-------- Selected passage --------
|Copyright 2014 by Virgo Publishing.|
|By: Kenneth Hirsch and Rosemary Jensen|
|Posted on: 02/01/2007|
As most owners and developers of self-storage properties know, obtaining the right financing package can be confusing. You can simplify the process by understanding the different loan types and how to package your request.
The majority of storage projects are financed by either conduit or portfolio lenders. Hard-money lenders may be used in situations where the borrower has a poor credit history or needs to quickly close escrow, but that’s a topic for another article. Both conduit and portfolio lenders provide financing for properties stabilized or close to it. Only portfolio lenders will back construction or projects with low occupancy or that are still in lease-up.
The conduit loan will typically carry the lowest interest rate, a 30-year amortization and a 10-year-fixed rate. Interest rates are tied to the 10-year Treasury note plus a margin. If requested by the borrower, the loan can be structured with interest-only payments for part of the loan term. It can also include an earn-out provision if a property isn’t fully stabilized but close. Typically, the earn-out period is no more than 36 months.
The loans are assumable and non-recourse to the borrower, except for standard carve-outs such as fraud, misrepresentation and environmental issues. Loan-to-value (LTV) is usually no more than 80 percent. The major focus in underwriting a conduit loan is the debt service coverage ratio (DSCR). The usual DSCR for a conduit lender is 1.25:1.
Conduit loans will have more restrictive loan covenants than portfolio loans and rarely allow junior financing. Therefore, to take additional equity out of a property, you’d need to refinance it. Conduit loans also have a prohibition against prepayment for the first two to three years of the loan, referred to as the lockout period.
Conduit lenders tend to require an ownership structure that is single-asset entity, usually in the form of a limited liability company (LLC).
Portfolio lenders tend to be more flexible. They provide construction and permanent loans, and loans for properties in early lease-up. Although they’ll usually require either full or partial recourse to the borrower, they’ll be flexible on the type of ownership structure; i.e. they won’t require a single-asset entity.
The interest rate is usually higher than that from a conduit lender, since a portfolio lender’s cost of funds will be higher. Some will fix the rate for 10 years. However, many will try to stay with a shorter fixed-rate term, and the amortization period will vary from 20 to 30 years depending on the lender and the property. They’ll also provide adjustable-rate financing tied to LIBOR, COFI, prime rate or some other index.
You can also expect portfolio lenders to be more flexible in their DSCR requirements, since a compensating factor will be the financial strength of the borrower on a recourse loan. They may also consider interest-only for a short period.
Prepayment penalties vary, from no penalty for early prepayment to a stepped-down penalty. Third-party reporting requirements are less onerous, and the loan can be processed more expeditiously.
Portfolio lenders will typically allow junior financing as long as it meets their DSCR requirements. The loans may or may not be assumable.
-------- Data provided --------
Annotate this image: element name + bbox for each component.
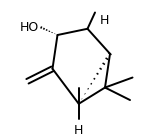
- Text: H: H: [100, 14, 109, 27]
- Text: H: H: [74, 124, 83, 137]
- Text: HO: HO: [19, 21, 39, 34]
--------
Requirements
#1 For the self-storage financing article, decide whether each statement agrees with it, answering yes or no and quoting the deciding words: (a) Construction projects are backed only by portfolio lenders. (b) Conduit loans usually have a loan-to-value above 80 percent. (c) Portfolio lenders require a single-asset entity as the ownership structure.
#2 Write out the self-storage financing article from "Conduit loans will" up to and including "a single-asset entity.", switching "lockout period" to "no-prepayment window".

Task results
#1
(a) Yes: "Only portfolio lenders will back construction or projects with low occupancy or that are still in lease-up."
(b) No: "Loan-to-value (LTV) is usually no more than 80 percent."
(c) No: "they won’t require a single-asset entity."

#2
Conduit loans will have more restrictive loan covenants than portfolio loans and rarely allow junior financing. Therefore, to take additional equity out of a property, you’d need to refinance it. Conduit loans also have a prohibition against prepayment for the first two to three years of the loan, referred to as the no-prepayment window.
Conduit lenders tend to require an ownership structure that is single-asset entity, usually in the form of a limited liability company (LLC).
Portfolio lenders tend to be more flexible. They provide construction and permanent loans, and loans for properties in early lease-up. Although they’ll usually require either full or partial recourse to the borrower, they’ll be flexible on the type of ownership structure; i.e. they won’t require a single-asset entity.